* _What you have to do_
The answer is one number: how many lines in the data below hold "this".

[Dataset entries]
━━━━

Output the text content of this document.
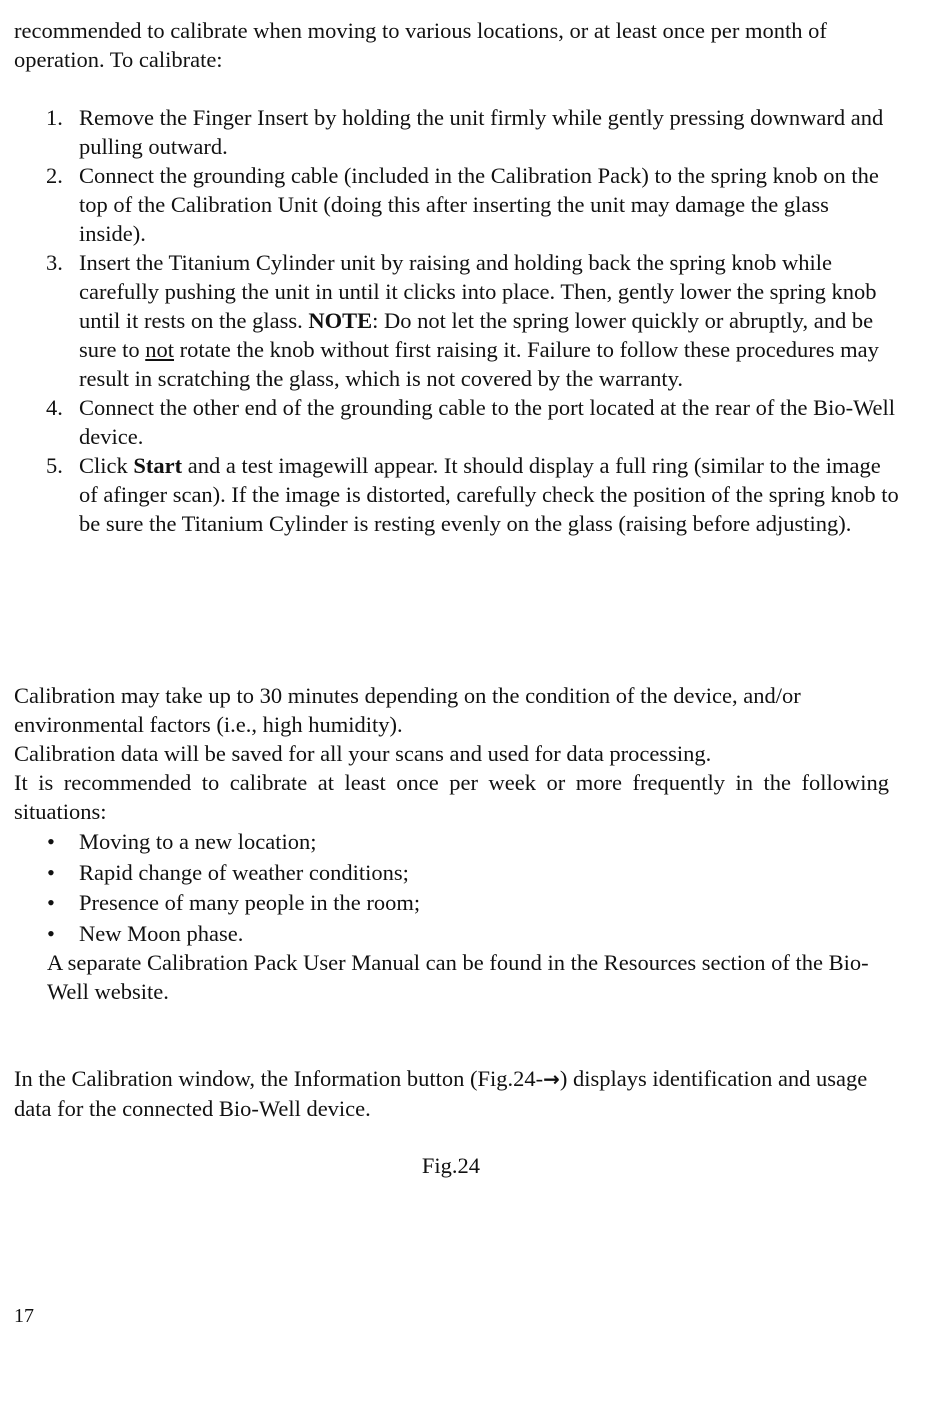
recommended to calibrate when moving to various locations, or at least once per month of operation. To calibrate:

1. Remove the Finger Insert by holding the unit firmly while gently pressing downward and pulling outward.
2. Connect the grounding cable (included in the Calibration Pack) to the spring knob on the top of the Calibration Unit (doing this after inserting the unit may damage the glass inside).
3. Insert the Titanium Cylinder unit by raising and holding back the spring knob while carefully pushing the unit in until it clicks into place. Then, gently lower the spring knob until it rests on the glass. NOTE: Do not let the spring lower quickly or abruptly, and be sure to not rotate the knob without first raising it. Failure to follow these procedures may result in scratching the glass, which is not covered by the warranty.
4. Connect the other end of the grounding cable to the port located at the rear of the Bio-Well device.
5. Click Start and a test imagewill appear. It should display a full ring (similar to the image of afinger scan). If the image is distorted, carefully check the position of the spring knob to be sure the Titanium Cylinder is resting evenly on the glass (raising before adjusting).

Calibration may take up to 30 minutes depending on the condition of the device, and/or environmental factors (i.e., high humidity).

Calibration data will be saved for all your scans and used for data processing.

It is recommended to calibrate at least once per week or more frequently in the following situations:

• Moving to a new location;
• Rapid change of weather conditions;
• Presence of many people in the room;
• New Moon phase.

A separate Calibration Pack User Manual can be found in the Resources section of the Bio-Well website.

In the Calibration window, the Information button (Fig.24-→) displays identification and usage data for the connected Bio-Well device.

Fig.24

17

━━━━

* _Task response_
2